:: To-do list ::
1. In the text on poverty constraint types across Chinese counties, where is the economic-condition-constrained type mainly concentrated?
2. Carry on the text on poverty constraint types across Chinese counties, beginning after its last sentence.

# Start of Text excerpt

From Figure 10 and Table 8, it can be seen that the economic-condition-constrained type is mainly concentrated in Southwest China, and most are state-designated poverty counties. The resource-abundance-constrained type is mainly located in most areas of the North and Northeast, while most of the Northwest area is restricted by both economic conditions and resource abundance. Many counties in Tibet, Qinghai, Xinjiang, and Sichuan are located in mountainous areas and plateaus, belonging to contiguous poverty-stricken areas. Multidimensional poverty in these regions is strongly influenced by geographical location. At the same time, it is also affected by economic conditions and natural resource abundance. The east is the concentrated area of China’s developed counties, and the six factors generally perform well, but there are still some factors that need improvement.

# End of Text excerpt
# Start of Listed records

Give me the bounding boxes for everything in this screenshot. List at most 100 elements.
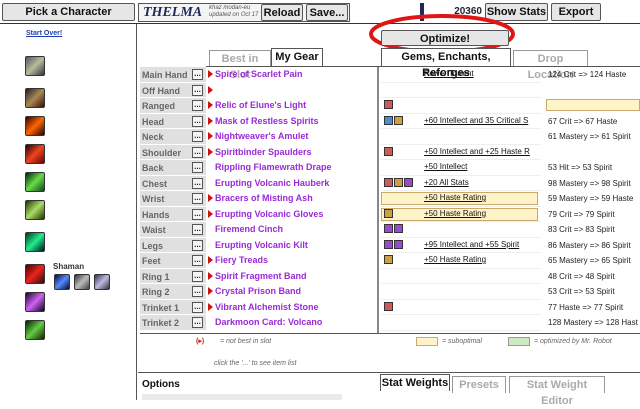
tab-stat-weights[interactable]: Stat Weights xyxy=(380,374,450,391)
shield-icon[interactable] xyxy=(74,274,90,290)
item-list-button[interactable]: ... xyxy=(192,286,203,297)
earth-icon[interactable] xyxy=(25,320,45,340)
gem-icon[interactable] xyxy=(384,115,393,125)
item-name[interactable]: Relic of Elune's Light xyxy=(215,100,306,110)
spell-icon[interactable] xyxy=(25,56,45,76)
item-list-button[interactable]: ... xyxy=(192,84,203,96)
ghost-wolf-icon[interactable] xyxy=(94,274,110,290)
item-list-button[interactable]: ... xyxy=(192,255,203,266)
gem-icon[interactable] xyxy=(384,146,393,156)
gear-item[interactable]: Darkmoon Card: Volcano xyxy=(207,315,373,331)
enchant-link[interactable]: +60 Intellect and 35 Critical S xyxy=(424,116,539,125)
wind-icon[interactable] xyxy=(25,200,45,220)
item-list-button[interactable]: ... xyxy=(192,115,203,127)
item-name[interactable]: Crystal Prison Band xyxy=(215,286,301,296)
item-name[interactable]: Mask of Restless Spirits xyxy=(215,116,319,126)
reload-button[interactable]: Reload xyxy=(261,4,303,21)
gear-item[interactable]: Mask of Restless Spirits xyxy=(207,114,373,130)
gear-item[interactable]: Erupting Volcanic Kilt xyxy=(207,238,373,254)
item-name[interactable]: Spire of Scarlet Pain xyxy=(215,69,303,79)
totem-icon[interactable] xyxy=(25,88,45,108)
item-name[interactable]: Erupting Volcanic Gloves xyxy=(215,209,323,219)
lava-icon[interactable] xyxy=(25,144,45,164)
gear-item[interactable]: Fiery Treads xyxy=(207,253,373,269)
enchant-link[interactable]: +50 Haste Rating xyxy=(424,193,539,202)
tab-best-in-slot[interactable]: Best in Slot xyxy=(209,50,271,81)
item-list-button[interactable]: ... xyxy=(192,270,203,282)
gem-icon[interactable] xyxy=(394,224,403,233)
gem-icon[interactable] xyxy=(384,177,393,187)
gem-icon[interactable] xyxy=(384,301,393,311)
gear-item[interactable] xyxy=(207,83,373,99)
item-list-button[interactable]: ... xyxy=(192,69,203,80)
talent-icon[interactable] xyxy=(54,274,70,290)
gem-icon[interactable] xyxy=(394,115,403,125)
item-name[interactable]: Fiery Treads xyxy=(215,255,268,265)
gem-icon[interactable] xyxy=(384,255,393,264)
export-button[interactable]: Export xyxy=(551,3,601,21)
item-name[interactable]: Rippling Flamewrath Drape xyxy=(215,162,332,172)
gear-item[interactable]: Spire of Scarlet Pain xyxy=(207,67,373,83)
item-list-button[interactable]: ... xyxy=(192,193,203,204)
item-list-button[interactable]: ... xyxy=(192,177,203,189)
gear-item[interactable]: Erupting Volcanic Gloves xyxy=(207,207,373,223)
item-name[interactable]: Vibrant Alchemist Stone xyxy=(215,302,319,312)
item-name[interactable]: Darkmoon Card: Volcano xyxy=(215,317,322,327)
enchant-link[interactable]: +95 Intellect and +55 Spirit xyxy=(424,240,539,249)
gem-icon[interactable] xyxy=(384,224,393,233)
fire-icon[interactable] xyxy=(25,116,45,136)
reforge-text: 59 Mastery => 59 Haste xyxy=(548,194,634,203)
gear-item[interactable]: Rippling Flamewrath Drape xyxy=(207,160,373,176)
tab-stat-weight-editor[interactable]: Stat Weight Editor xyxy=(509,376,605,407)
enchant-link[interactable]: +50 Intellect xyxy=(424,162,539,171)
item-list-button[interactable]: ... xyxy=(192,208,203,220)
enchant-link[interactable]: +50 Haste Rating xyxy=(424,209,539,218)
enchant-link[interactable]: +50 Haste Rating xyxy=(424,255,539,264)
shaman-class-icon[interactable] xyxy=(25,264,45,284)
gear-item[interactable]: Relic of Elune's Light xyxy=(207,98,373,114)
enchant-link[interactable]: +50 Intellect and +25 Haste R xyxy=(424,147,539,156)
tab-my-gear[interactable]: My Gear xyxy=(271,48,323,67)
gem-icon[interactable] xyxy=(384,100,393,109)
item-name[interactable]: Erupting Volcanic Hauberk xyxy=(215,178,329,188)
gear-item[interactable]: Firemend Cinch xyxy=(207,222,373,238)
gear-item[interactable]: Bracers of Misting Ash xyxy=(207,191,373,207)
gem-icon[interactable] xyxy=(394,239,403,249)
gear-item[interactable]: Spiritbinder Spaulders xyxy=(207,145,373,161)
item-list-button[interactable]: ... xyxy=(192,131,203,142)
tab-presets[interactable]: Presets xyxy=(452,376,506,393)
item-list-button[interactable]: ... xyxy=(192,301,203,313)
enchant-link[interactable]: +20 All Stats xyxy=(424,178,539,187)
gear-item[interactable]: Erupting Volcanic Hauberk xyxy=(207,176,373,192)
item-name[interactable]: Bracers of Misting Ash xyxy=(215,193,313,203)
gem-icon[interactable] xyxy=(384,239,393,249)
pick-character-button[interactable]: Pick a Character xyxy=(2,3,135,21)
healing-icon[interactable] xyxy=(25,232,45,252)
item-name[interactable]: Spiritbinder Spaulders xyxy=(215,147,312,157)
item-list-button[interactable]: ... xyxy=(192,224,203,235)
tab-drop-location[interactable]: Drop Location xyxy=(513,50,588,81)
item-list-button[interactable]: ... xyxy=(192,146,203,158)
item-name[interactable]: Erupting Volcanic Kilt xyxy=(215,240,308,250)
gear-item[interactable]: Crystal Prison Band xyxy=(207,284,373,300)
gear-item[interactable]: Vibrant Alchemist Stone xyxy=(207,300,373,316)
item-name[interactable]: Spirit Fragment Band xyxy=(215,271,307,281)
optimize-button[interactable]: Optimize! xyxy=(381,30,509,46)
save-button[interactable]: Save... xyxy=(306,4,348,21)
item-name[interactable]: Firemend Cinch xyxy=(215,224,283,234)
item-name[interactable]: Nightweaver's Amulet xyxy=(215,131,308,141)
item-list-button[interactable]: ... xyxy=(192,100,203,111)
gear-item[interactable]: Spirit Fragment Band xyxy=(207,269,373,285)
arcane-icon[interactable] xyxy=(25,292,45,312)
nature-icon[interactable] xyxy=(25,172,45,192)
item-list-button[interactable]: ... xyxy=(192,162,203,173)
item-list-button[interactable]: ... xyxy=(192,239,203,251)
enchant-link[interactable]: Power Torrent xyxy=(424,69,539,78)
gear-item[interactable]: Nightweaver's Amulet xyxy=(207,129,373,145)
gem-icon[interactable] xyxy=(394,177,403,187)
gem-icon[interactable] xyxy=(404,177,413,187)
gem-icon[interactable] xyxy=(384,208,393,218)
item-list-button[interactable]: ... xyxy=(192,317,203,328)
tab-gems-enchants-reforges[interactable]: Gems, Enchants, Reforges xyxy=(381,48,511,79)
start-over-link[interactable]: Start Over! xyxy=(26,30,62,37)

# End of Listed records

:: Answers to the exercise ::
1. Southwest China.

2.
5. Discussion

5.1. The Diverse Patterns of the Spatial Distribution of Multidimensional Poverty

The analysis of multidimensional poverty reveals the spatiotemporal heterogeneity of poverty. The Heihe–Tengchong Line is an important dividing line for population density and is regarded as the dividing line of urbanization level and GDP [43]. Figure 4 shows counties with a high CMPI are on both sides of the Heihe–Tengchong Line but are more distributed in the western region on the left. It further reveals the spatial heterogeneity of the CMPI. As the analysis on Figure 4 shows, counties with higher multidimensional poverty are concentrated in Northwest and Southwest China, while counties with lower levels are located in the eastern and coastal areas. Specifically, high values of the CMPI are mainly distributed in the provinces of Tibet, Gansu, Qinghai, Southern Xinjiang, and Western Sichuan, which generally belong to mountainous, plateau, and hilly areas with low GDP, a relatively harsh natural environment, and weak infrastructure. Many areas were once state-designated poverty counties and were in a disadvantaged position in terms of geographic location, resource endowment, and socioeconomic capital. Counties with low values of the CMPI are mainly located in some counties and important cities in provinces such as Jiangsu, Shanghai, Northern Zhejiang, Central Hubei, and Southern Guangdong. These regions have relatively developed economies and can provide good employment services and political, geographic, social, and financial capital to improve living and production conditions. Our findings show that resource endowments and geographical barriers will restrict or hinder regional development.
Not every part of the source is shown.